## start Data to process
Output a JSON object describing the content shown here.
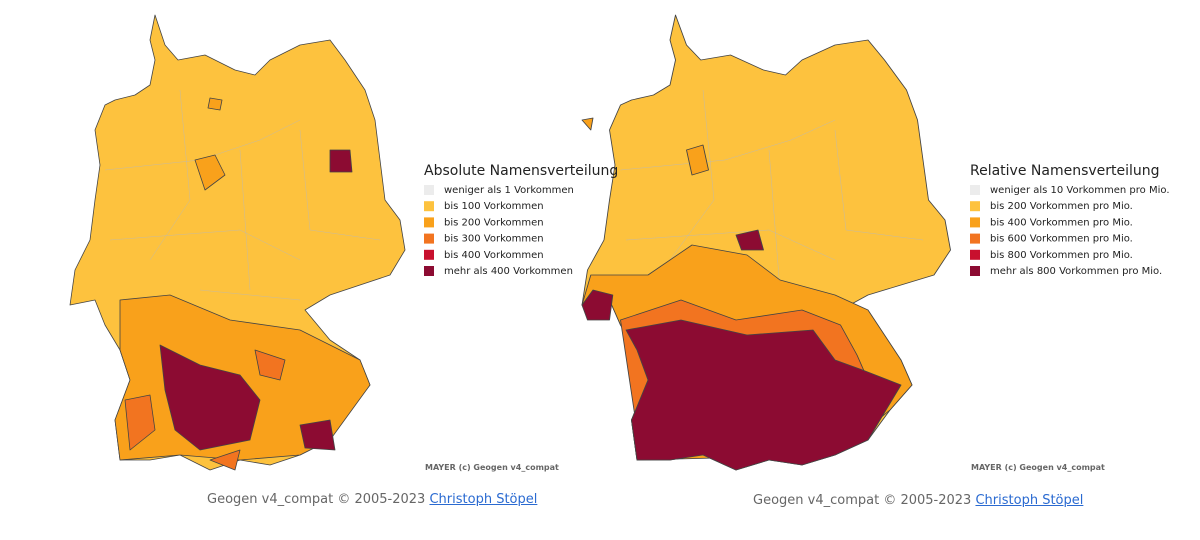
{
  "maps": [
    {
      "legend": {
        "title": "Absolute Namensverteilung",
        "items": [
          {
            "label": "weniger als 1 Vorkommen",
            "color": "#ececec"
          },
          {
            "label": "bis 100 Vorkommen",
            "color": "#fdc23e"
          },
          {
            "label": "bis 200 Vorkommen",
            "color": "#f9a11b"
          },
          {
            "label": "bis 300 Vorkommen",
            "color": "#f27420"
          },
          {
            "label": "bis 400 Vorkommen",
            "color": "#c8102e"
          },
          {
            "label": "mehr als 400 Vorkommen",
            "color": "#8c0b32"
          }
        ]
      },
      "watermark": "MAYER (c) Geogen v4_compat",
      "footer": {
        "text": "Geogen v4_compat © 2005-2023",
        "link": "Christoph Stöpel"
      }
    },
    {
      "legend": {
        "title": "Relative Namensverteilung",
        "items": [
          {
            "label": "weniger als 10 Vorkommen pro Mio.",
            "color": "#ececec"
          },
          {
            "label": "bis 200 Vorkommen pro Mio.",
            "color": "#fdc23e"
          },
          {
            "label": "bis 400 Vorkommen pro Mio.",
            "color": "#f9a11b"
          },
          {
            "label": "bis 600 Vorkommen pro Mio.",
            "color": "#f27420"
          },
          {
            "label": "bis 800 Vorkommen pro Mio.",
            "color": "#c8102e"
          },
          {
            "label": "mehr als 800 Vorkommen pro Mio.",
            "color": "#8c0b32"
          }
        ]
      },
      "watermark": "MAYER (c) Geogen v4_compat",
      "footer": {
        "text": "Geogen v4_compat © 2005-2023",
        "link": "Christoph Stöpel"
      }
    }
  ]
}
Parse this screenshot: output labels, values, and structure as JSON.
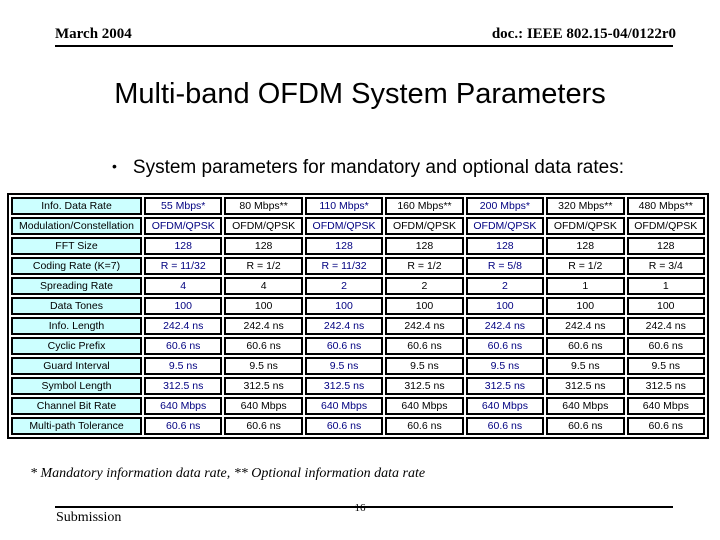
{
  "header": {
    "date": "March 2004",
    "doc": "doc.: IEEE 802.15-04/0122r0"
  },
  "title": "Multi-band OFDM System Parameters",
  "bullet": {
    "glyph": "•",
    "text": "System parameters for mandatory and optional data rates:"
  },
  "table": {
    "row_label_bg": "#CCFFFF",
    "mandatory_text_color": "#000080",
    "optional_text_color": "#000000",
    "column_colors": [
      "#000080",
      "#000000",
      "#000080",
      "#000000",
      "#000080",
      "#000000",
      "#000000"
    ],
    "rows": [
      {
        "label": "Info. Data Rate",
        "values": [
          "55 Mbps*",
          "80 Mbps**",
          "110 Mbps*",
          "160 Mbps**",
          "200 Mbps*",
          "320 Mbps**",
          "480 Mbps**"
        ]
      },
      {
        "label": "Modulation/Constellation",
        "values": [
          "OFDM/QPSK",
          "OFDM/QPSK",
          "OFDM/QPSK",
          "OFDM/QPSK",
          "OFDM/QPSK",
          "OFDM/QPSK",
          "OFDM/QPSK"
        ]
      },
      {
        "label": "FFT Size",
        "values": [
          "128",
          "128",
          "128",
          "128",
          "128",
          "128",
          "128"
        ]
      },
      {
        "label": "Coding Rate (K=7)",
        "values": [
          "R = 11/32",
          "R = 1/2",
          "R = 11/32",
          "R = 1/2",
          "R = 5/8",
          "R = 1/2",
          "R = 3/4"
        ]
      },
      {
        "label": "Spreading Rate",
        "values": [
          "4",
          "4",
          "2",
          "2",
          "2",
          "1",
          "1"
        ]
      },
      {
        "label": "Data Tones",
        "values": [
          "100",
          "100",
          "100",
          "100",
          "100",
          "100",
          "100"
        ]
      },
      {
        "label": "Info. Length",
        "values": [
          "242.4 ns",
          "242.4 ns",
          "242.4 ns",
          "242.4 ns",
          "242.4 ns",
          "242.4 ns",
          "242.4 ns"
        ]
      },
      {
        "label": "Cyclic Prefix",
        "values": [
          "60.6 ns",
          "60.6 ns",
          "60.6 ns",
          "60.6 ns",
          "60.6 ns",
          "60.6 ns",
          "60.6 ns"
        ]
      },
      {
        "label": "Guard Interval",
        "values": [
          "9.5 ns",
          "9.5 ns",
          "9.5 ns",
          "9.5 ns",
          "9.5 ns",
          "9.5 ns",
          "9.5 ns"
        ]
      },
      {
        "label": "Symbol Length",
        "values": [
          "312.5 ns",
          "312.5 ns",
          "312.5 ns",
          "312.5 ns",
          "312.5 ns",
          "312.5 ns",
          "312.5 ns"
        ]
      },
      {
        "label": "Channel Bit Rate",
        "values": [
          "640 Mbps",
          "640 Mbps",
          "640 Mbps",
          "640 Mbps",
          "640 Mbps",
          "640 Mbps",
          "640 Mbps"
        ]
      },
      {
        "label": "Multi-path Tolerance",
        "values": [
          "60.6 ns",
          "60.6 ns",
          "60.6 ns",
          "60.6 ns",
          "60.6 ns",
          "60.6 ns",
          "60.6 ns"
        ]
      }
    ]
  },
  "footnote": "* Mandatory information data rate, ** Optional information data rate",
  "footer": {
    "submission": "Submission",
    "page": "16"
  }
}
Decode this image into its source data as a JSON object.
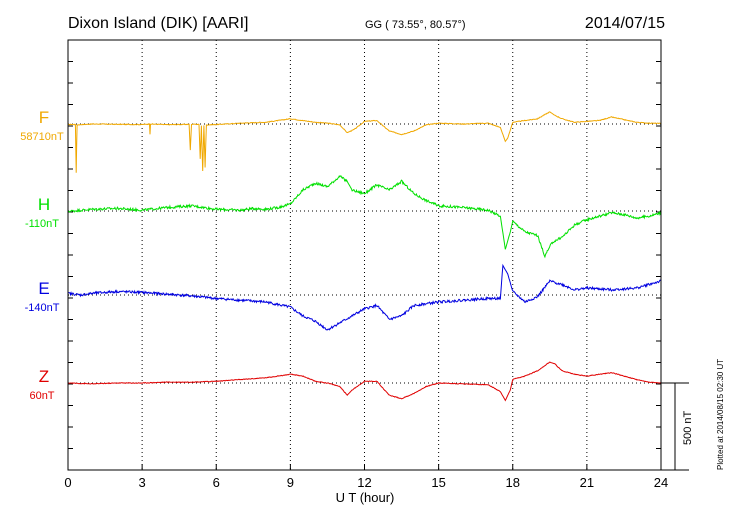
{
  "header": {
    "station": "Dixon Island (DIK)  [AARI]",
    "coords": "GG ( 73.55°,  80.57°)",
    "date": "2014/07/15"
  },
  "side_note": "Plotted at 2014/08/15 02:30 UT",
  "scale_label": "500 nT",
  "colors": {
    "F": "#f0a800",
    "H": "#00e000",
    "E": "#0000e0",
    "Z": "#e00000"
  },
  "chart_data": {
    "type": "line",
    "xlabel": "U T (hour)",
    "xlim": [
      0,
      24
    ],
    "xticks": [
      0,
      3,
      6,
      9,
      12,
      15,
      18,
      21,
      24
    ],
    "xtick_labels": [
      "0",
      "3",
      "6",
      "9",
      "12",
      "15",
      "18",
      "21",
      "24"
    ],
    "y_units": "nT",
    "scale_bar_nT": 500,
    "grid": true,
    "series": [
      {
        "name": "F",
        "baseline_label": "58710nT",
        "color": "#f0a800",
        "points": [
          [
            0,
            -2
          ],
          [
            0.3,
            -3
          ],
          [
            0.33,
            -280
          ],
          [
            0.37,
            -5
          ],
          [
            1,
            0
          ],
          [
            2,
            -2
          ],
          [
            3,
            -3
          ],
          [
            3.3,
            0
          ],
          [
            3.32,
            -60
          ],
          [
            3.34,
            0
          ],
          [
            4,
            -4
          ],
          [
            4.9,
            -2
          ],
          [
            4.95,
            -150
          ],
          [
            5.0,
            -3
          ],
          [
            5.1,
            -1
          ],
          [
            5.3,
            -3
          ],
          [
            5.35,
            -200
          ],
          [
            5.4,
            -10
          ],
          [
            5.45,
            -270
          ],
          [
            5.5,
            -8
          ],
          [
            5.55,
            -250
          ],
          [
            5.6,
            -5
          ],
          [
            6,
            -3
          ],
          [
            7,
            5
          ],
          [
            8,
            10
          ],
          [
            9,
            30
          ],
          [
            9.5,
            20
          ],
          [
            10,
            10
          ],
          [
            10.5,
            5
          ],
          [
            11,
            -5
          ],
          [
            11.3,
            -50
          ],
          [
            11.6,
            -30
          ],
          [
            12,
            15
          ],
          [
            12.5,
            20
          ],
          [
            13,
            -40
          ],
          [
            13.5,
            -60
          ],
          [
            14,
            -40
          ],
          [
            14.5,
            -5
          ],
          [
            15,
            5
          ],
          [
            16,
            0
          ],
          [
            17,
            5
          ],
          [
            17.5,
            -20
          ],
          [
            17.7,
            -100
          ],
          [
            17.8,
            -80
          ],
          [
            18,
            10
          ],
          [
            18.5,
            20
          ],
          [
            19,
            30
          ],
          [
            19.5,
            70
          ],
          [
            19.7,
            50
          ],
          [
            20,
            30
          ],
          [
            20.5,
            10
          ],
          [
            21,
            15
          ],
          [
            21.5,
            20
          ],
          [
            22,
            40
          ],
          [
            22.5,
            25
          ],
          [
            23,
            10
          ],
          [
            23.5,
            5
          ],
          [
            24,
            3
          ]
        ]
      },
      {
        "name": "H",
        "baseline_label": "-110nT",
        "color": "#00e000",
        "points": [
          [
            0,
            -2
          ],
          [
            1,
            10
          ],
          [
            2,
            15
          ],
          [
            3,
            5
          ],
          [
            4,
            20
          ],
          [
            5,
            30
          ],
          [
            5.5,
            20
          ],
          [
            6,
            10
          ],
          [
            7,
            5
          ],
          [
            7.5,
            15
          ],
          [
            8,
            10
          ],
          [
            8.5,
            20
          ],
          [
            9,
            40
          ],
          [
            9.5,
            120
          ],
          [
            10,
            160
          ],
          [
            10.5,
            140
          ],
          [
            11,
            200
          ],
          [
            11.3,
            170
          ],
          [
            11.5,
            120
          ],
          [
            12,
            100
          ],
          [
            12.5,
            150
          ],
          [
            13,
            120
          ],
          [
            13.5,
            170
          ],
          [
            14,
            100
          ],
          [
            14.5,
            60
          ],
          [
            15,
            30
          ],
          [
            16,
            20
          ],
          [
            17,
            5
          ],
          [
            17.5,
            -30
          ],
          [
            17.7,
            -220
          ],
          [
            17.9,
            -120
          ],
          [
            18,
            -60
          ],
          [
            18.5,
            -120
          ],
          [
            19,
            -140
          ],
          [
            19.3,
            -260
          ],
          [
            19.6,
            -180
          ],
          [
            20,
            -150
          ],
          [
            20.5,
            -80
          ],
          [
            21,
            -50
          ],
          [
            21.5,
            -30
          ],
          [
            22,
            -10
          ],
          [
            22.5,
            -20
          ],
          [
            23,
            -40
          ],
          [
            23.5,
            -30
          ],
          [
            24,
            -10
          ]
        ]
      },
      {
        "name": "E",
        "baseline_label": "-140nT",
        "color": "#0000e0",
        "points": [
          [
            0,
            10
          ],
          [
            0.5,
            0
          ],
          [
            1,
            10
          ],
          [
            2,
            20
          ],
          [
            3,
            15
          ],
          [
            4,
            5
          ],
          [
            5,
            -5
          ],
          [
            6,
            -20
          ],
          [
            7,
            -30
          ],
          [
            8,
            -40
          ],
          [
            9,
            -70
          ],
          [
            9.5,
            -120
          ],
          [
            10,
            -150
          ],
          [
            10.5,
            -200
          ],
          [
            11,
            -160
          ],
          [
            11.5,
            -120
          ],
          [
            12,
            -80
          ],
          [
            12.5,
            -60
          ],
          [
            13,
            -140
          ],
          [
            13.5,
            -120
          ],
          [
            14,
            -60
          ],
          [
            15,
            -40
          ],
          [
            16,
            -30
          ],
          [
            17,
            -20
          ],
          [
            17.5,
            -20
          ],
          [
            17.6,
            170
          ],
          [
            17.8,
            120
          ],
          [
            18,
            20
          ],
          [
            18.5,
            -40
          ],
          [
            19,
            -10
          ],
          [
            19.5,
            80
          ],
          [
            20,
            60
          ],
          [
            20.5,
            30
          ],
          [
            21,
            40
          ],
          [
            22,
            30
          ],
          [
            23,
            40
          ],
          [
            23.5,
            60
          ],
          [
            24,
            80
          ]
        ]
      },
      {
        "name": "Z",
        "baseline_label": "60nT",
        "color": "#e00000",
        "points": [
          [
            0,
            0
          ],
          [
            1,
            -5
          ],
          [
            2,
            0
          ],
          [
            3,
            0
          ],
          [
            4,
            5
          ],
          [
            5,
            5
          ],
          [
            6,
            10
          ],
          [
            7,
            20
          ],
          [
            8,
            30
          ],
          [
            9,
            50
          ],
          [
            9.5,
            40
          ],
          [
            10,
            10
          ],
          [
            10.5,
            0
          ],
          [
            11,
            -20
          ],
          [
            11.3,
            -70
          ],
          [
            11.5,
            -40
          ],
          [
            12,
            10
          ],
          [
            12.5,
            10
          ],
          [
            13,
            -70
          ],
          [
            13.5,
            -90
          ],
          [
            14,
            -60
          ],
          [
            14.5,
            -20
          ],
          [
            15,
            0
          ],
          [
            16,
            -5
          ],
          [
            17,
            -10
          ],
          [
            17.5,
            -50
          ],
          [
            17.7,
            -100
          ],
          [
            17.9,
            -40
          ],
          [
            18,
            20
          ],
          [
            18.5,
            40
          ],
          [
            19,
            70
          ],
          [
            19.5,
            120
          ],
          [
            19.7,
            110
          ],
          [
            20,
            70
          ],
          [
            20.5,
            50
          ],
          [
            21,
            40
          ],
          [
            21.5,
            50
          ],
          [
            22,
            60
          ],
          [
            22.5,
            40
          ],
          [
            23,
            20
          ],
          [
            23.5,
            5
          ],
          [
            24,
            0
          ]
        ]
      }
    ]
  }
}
## end Data to process
● **Exercise task**: Which lines include the word "object"? Copy every one of them.

● **Solution to the exercise**:
Output a JSON object describing the content shown here.
Decode this image into its source data as a JSON object.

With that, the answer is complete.